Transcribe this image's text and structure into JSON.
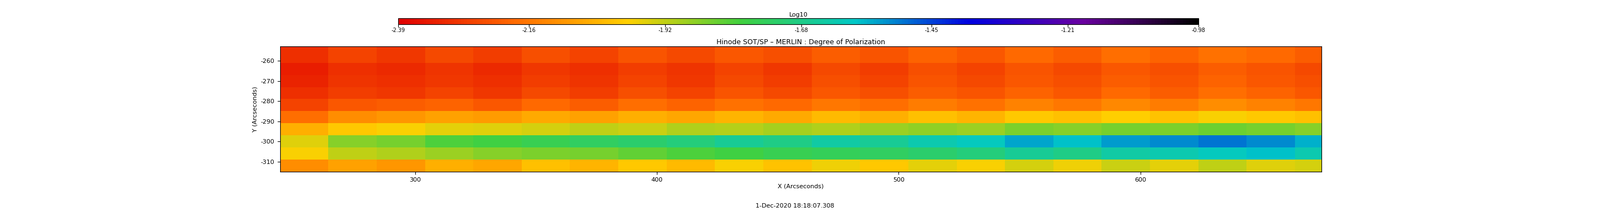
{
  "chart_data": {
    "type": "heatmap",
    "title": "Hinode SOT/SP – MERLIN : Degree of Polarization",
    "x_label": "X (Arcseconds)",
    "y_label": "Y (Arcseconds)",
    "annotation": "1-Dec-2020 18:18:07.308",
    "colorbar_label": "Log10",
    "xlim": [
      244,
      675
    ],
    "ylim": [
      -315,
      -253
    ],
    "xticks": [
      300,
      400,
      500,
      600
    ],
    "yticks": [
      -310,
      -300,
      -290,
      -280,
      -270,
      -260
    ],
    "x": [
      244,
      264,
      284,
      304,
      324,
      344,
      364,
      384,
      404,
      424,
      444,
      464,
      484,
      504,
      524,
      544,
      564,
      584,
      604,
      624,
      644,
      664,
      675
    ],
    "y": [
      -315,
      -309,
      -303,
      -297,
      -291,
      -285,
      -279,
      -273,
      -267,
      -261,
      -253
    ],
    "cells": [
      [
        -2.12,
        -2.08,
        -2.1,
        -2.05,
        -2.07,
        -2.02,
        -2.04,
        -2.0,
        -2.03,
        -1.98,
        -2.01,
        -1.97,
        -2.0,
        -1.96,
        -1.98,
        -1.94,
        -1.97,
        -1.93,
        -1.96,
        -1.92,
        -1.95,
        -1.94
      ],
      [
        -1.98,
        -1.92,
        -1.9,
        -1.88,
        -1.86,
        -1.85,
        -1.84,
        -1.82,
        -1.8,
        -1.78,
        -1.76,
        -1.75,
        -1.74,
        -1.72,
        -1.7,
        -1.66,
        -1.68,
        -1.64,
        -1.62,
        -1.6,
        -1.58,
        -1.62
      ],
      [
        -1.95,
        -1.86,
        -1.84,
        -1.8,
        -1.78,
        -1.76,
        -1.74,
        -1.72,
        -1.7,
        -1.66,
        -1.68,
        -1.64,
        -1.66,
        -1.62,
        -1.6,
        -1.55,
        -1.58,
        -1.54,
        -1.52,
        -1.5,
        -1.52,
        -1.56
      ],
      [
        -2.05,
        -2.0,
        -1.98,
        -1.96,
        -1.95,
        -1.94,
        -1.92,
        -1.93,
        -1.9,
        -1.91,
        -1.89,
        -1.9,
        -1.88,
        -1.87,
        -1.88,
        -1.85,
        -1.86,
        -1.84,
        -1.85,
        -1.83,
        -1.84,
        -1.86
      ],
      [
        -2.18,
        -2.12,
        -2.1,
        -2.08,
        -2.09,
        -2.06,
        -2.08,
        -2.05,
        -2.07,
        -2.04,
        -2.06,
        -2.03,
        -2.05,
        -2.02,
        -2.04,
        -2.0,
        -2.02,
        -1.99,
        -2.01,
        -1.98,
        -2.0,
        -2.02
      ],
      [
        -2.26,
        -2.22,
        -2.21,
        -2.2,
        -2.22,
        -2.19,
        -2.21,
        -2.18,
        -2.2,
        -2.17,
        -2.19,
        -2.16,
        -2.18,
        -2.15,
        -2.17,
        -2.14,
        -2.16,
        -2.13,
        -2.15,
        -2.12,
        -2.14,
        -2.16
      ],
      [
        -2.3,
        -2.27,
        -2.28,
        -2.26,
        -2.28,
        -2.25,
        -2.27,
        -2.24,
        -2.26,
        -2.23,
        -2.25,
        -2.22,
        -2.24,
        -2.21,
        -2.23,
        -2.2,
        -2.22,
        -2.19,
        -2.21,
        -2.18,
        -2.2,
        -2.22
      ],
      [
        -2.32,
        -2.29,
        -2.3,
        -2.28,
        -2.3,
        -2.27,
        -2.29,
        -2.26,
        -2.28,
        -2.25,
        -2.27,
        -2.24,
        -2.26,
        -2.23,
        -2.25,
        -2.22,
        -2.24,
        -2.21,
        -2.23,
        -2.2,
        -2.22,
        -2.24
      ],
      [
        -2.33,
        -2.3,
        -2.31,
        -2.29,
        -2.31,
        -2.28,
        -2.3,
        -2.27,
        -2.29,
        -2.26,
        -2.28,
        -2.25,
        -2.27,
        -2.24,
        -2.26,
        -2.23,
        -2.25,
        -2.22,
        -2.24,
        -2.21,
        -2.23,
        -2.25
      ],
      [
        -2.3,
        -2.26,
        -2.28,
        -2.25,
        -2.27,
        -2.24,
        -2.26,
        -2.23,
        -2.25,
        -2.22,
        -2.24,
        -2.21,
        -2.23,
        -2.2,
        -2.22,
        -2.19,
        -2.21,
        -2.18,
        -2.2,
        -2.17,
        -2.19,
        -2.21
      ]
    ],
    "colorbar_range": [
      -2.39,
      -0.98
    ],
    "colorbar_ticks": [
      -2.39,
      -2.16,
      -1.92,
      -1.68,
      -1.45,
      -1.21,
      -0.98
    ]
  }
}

Exercise instructions: Word for word, quote the lines above. Omit the pictures.

Task output:
Transcribe this image's text and structure into JSON.
{
  "chart_data": {
    "type": "heatmap",
    "title": "Hinode SOT/SP – MERLIN : Degree of Polarization",
    "x_label": "X (Arcseconds)",
    "y_label": "Y (Arcseconds)",
    "annotation": "1-Dec-2020 18:18:07.308",
    "colorbar_label": "Log10",
    "xlim": [
      244,
      675
    ],
    "ylim": [
      -315,
      -253
    ],
    "xticks": [
      300,
      400,
      500,
      600
    ],
    "yticks": [
      -310,
      -300,
      -290,
      -280,
      -270,
      -260
    ],
    "x": [
      244,
      264,
      284,
      304,
      324,
      344,
      364,
      384,
      404,
      424,
      444,
      464,
      484,
      504,
      524,
      544,
      564,
      584,
      604,
      624,
      644,
      664,
      675
    ],
    "y": [
      -315,
      -309,
      -303,
      -297,
      -291,
      -285,
      -279,
      -273,
      -267,
      -261,
      -253
    ],
    "cells": [
      [
        -2.12,
        -2.08,
        -2.1,
        -2.05,
        -2.07,
        -2.02,
        -2.04,
        -2.0,
        -2.03,
        -1.98,
        -2.01,
        -1.97,
        -2.0,
        -1.96,
        -1.98,
        -1.94,
        -1.97,
        -1.93,
        -1.96,
        -1.92,
        -1.95,
        -1.94
      ],
      [
        -1.98,
        -1.92,
        -1.9,
        -1.88,
        -1.86,
        -1.85,
        -1.84,
        -1.82,
        -1.8,
        -1.78,
        -1.76,
        -1.75,
        -1.74,
        -1.72,
        -1.7,
        -1.66,
        -1.68,
        -1.64,
        -1.62,
        -1.6,
        -1.58,
        -1.62
      ],
      [
        -1.95,
        -1.86,
        -1.84,
        -1.8,
        -1.78,
        -1.76,
        -1.74,
        -1.72,
        -1.7,
        -1.66,
        -1.68,
        -1.64,
        -1.66,
        -1.62,
        -1.6,
        -1.55,
        -1.58,
        -1.54,
        -1.52,
        -1.5,
        -1.52,
        -1.56
      ],
      [
        -2.05,
        -2.0,
        -1.98,
        -1.96,
        -1.95,
        -1.94,
        -1.92,
        -1.93,
        -1.9,
        -1.91,
        -1.89,
        -1.9,
        -1.88,
        -1.87,
        -1.88,
        -1.85,
        -1.86,
        -1.84,
        -1.85,
        -1.83,
        -1.84,
        -1.86
      ],
      [
        -2.18,
        -2.12,
        -2.1,
        -2.08,
        -2.09,
        -2.06,
        -2.08,
        -2.05,
        -2.07,
        -2.04,
        -2.06,
        -2.03,
        -2.05,
        -2.02,
        -2.04,
        -2.0,
        -2.02,
        -1.99,
        -2.01,
        -1.98,
        -2.0,
        -2.02
      ],
      [
        -2.26,
        -2.22,
        -2.21,
        -2.2,
        -2.22,
        -2.19,
        -2.21,
        -2.18,
        -2.2,
        -2.17,
        -2.19,
        -2.16,
        -2.18,
        -2.15,
        -2.17,
        -2.14,
        -2.16,
        -2.13,
        -2.15,
        -2.12,
        -2.14,
        -2.16
      ],
      [
        -2.3,
        -2.27,
        -2.28,
        -2.26,
        -2.28,
        -2.25,
        -2.27,
        -2.24,
        -2.26,
        -2.23,
        -2.25,
        -2.22,
        -2.24,
        -2.21,
        -2.23,
        -2.2,
        -2.22,
        -2.19,
        -2.21,
        -2.18,
        -2.2,
        -2.22
      ],
      [
        -2.32,
        -2.29,
        -2.3,
        -2.28,
        -2.3,
        -2.27,
        -2.29,
        -2.26,
        -2.28,
        -2.25,
        -2.27,
        -2.24,
        -2.26,
        -2.23,
        -2.25,
        -2.22,
        -2.24,
        -2.21,
        -2.23,
        -2.2,
        -2.22,
        -2.24
      ],
      [
        -2.33,
        -2.3,
        -2.31,
        -2.29,
        -2.31,
        -2.28,
        -2.3,
        -2.27,
        -2.29,
        -2.26,
        -2.28,
        -2.25,
        -2.27,
        -2.24,
        -2.26,
        -2.23,
        -2.25,
        -2.22,
        -2.24,
        -2.21,
        -2.23,
        -2.25
      ],
      [
        -2.3,
        -2.26,
        -2.28,
        -2.25,
        -2.27,
        -2.24,
        -2.26,
        -2.23,
        -2.25,
        -2.22,
        -2.24,
        -2.21,
        -2.23,
        -2.2,
        -2.22,
        -2.19,
        -2.21,
        -2.18,
        -2.2,
        -2.17,
        -2.19,
        -2.21
      ]
    ],
    "colorbar_range": [
      -2.39,
      -0.98
    ],
    "colorbar_ticks": [
      -2.39,
      -2.16,
      -1.92,
      -1.68,
      -1.45,
      -1.21,
      -0.98
    ]
  }
}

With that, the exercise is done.